— start Records shown —

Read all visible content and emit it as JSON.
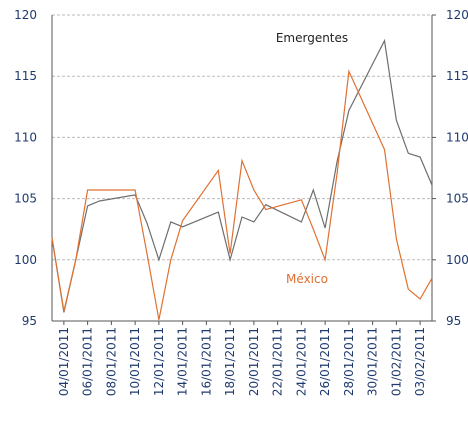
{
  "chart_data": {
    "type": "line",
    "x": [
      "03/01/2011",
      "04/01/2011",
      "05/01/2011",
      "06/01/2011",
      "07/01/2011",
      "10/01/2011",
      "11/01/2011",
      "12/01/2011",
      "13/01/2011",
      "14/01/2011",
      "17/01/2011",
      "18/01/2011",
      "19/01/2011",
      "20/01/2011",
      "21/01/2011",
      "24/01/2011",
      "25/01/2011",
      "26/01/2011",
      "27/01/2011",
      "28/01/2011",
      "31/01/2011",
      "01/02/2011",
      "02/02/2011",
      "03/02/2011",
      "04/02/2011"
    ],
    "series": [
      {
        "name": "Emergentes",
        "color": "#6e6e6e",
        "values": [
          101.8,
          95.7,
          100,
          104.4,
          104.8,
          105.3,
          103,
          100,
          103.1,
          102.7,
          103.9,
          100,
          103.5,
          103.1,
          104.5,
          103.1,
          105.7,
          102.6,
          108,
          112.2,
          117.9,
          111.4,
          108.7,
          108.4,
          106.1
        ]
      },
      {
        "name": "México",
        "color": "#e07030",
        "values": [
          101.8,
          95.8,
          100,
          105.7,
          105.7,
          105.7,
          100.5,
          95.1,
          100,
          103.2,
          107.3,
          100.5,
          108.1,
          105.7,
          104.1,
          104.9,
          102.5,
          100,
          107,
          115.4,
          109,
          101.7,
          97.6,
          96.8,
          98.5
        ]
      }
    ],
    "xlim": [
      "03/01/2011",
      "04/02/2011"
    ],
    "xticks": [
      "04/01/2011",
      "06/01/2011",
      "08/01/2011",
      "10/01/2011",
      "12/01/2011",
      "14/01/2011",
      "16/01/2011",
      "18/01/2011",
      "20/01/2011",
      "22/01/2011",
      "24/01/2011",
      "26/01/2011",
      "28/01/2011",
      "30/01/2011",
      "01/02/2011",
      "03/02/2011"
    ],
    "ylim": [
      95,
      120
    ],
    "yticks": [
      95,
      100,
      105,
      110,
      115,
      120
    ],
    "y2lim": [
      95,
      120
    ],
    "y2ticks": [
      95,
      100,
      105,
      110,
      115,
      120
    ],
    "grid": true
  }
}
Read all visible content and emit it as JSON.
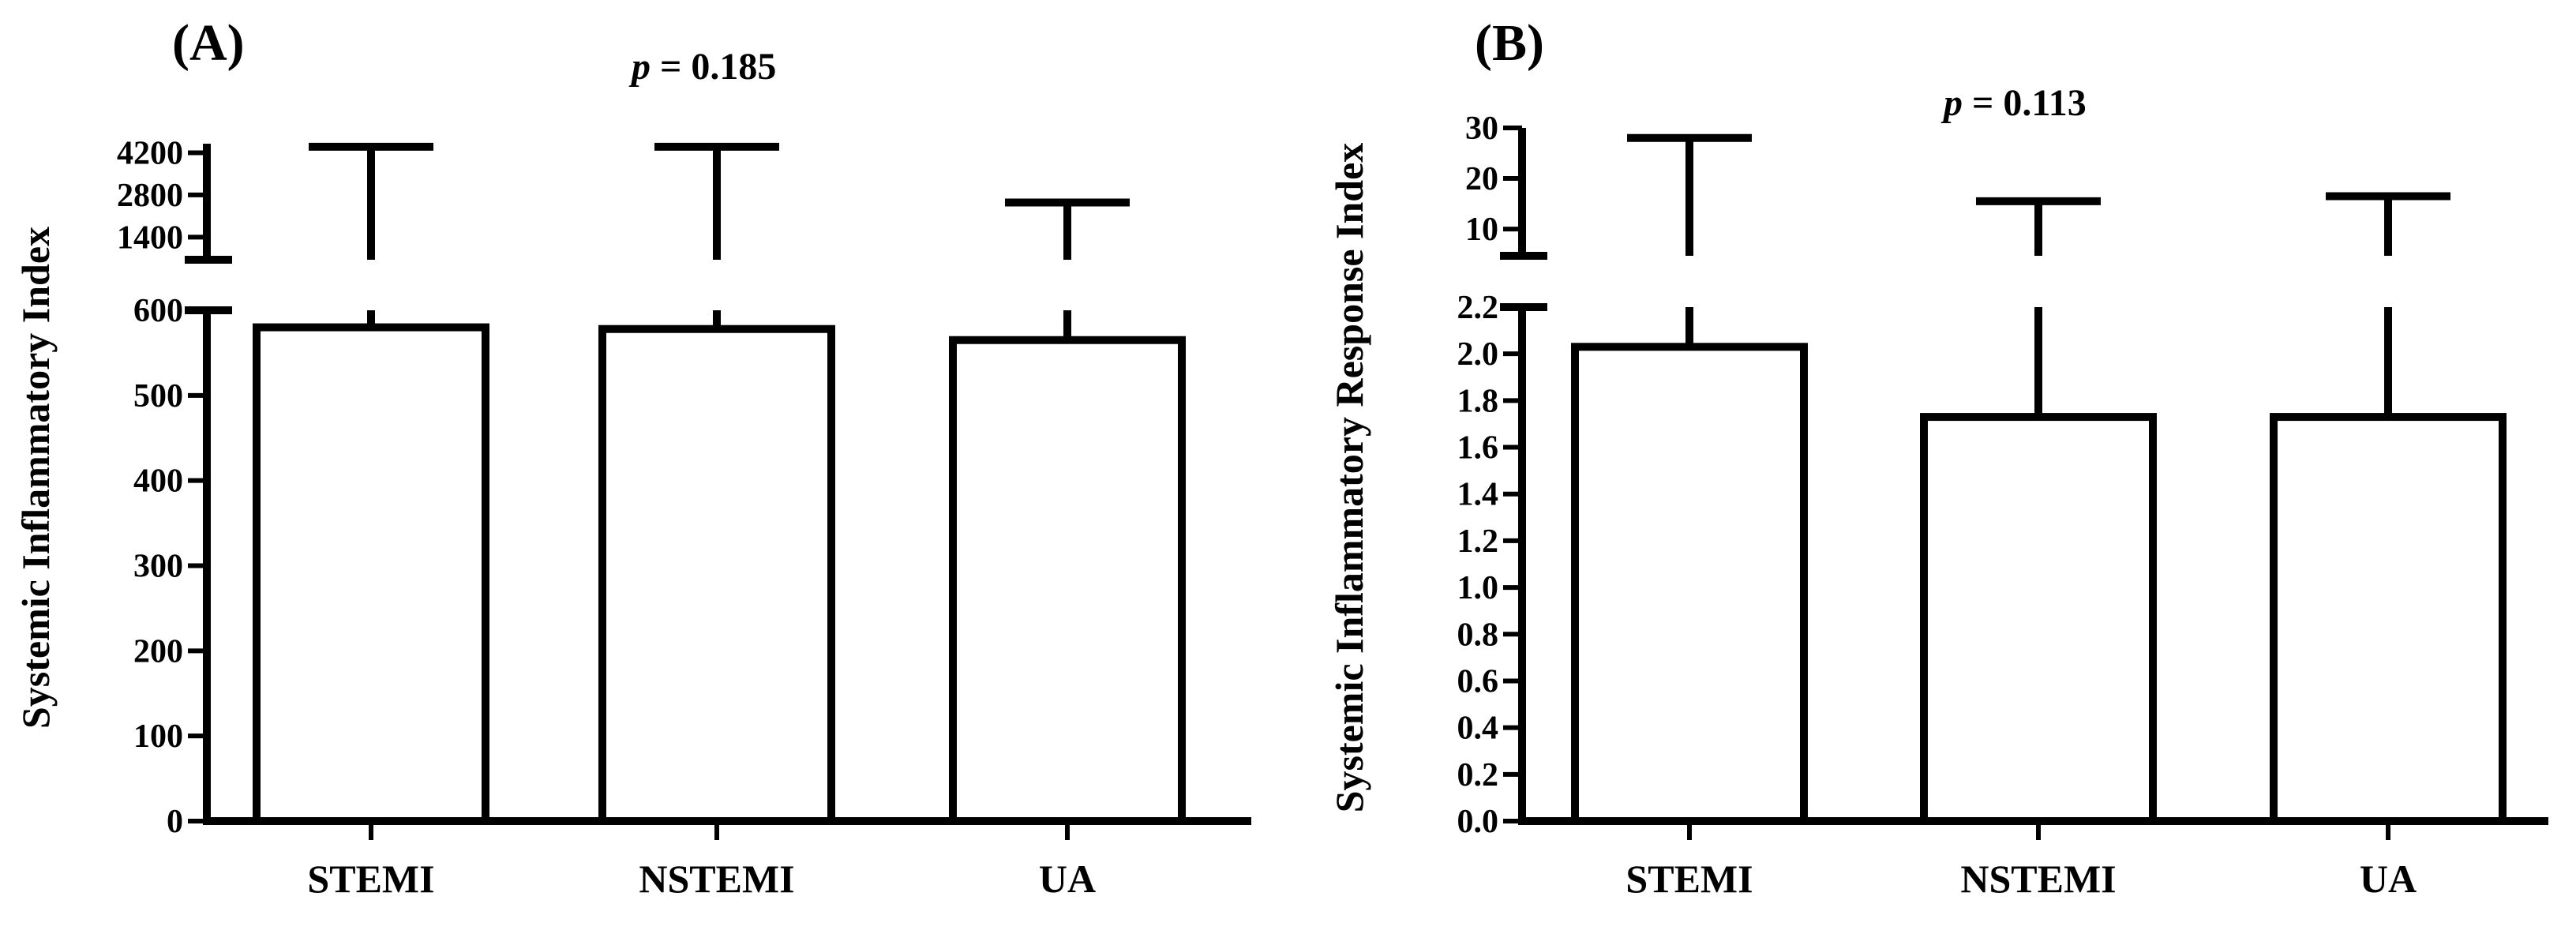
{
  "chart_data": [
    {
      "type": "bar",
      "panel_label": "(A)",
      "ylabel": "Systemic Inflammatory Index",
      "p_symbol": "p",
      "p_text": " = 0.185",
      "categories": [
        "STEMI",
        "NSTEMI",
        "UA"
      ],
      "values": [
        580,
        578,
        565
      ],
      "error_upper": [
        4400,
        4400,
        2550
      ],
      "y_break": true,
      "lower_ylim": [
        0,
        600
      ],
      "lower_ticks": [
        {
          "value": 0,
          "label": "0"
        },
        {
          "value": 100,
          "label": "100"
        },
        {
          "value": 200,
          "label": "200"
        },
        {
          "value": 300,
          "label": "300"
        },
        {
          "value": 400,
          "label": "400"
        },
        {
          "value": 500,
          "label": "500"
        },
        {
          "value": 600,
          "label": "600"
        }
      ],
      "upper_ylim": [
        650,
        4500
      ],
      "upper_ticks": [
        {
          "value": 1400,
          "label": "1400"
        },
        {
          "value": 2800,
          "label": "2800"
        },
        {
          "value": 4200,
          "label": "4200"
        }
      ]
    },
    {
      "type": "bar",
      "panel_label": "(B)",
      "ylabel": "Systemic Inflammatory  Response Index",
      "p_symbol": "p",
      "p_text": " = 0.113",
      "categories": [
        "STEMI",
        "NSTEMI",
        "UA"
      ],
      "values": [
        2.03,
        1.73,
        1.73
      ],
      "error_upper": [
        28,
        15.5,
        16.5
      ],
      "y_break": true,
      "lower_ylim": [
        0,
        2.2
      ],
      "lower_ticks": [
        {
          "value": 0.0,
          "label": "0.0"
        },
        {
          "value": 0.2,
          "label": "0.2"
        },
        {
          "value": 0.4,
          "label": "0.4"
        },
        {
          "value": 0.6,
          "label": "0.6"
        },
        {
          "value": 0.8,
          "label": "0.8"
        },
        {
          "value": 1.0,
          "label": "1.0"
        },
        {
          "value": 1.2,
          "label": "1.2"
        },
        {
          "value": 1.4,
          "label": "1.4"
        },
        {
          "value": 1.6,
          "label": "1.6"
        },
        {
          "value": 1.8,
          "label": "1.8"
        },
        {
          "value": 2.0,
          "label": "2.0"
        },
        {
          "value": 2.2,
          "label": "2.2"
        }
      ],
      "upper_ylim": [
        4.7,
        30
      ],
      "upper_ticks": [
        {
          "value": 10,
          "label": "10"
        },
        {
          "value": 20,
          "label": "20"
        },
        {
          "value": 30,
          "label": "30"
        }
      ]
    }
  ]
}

— end Records shown —
— start Records shown —

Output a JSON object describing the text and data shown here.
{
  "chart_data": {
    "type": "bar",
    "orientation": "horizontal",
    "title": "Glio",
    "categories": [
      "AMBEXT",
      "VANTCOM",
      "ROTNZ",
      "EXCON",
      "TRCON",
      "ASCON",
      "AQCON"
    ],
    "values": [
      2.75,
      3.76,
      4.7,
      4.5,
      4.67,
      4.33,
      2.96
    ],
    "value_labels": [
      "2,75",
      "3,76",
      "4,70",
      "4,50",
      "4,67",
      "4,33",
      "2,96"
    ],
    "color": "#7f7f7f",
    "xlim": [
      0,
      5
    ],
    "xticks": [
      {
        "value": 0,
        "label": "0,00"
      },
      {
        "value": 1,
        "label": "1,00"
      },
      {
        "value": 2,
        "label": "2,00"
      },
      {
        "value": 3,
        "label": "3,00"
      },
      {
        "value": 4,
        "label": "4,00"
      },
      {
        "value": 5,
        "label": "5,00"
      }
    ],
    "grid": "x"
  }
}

— end Records shown —

* [Set exercise]
Where a line above contains the string "Systemic", copy that line.

* [Full solution]
      "ylabel": "Systemic Inflammatory Index",
      "ylabel": "Systemic Inflammatory  Response Index",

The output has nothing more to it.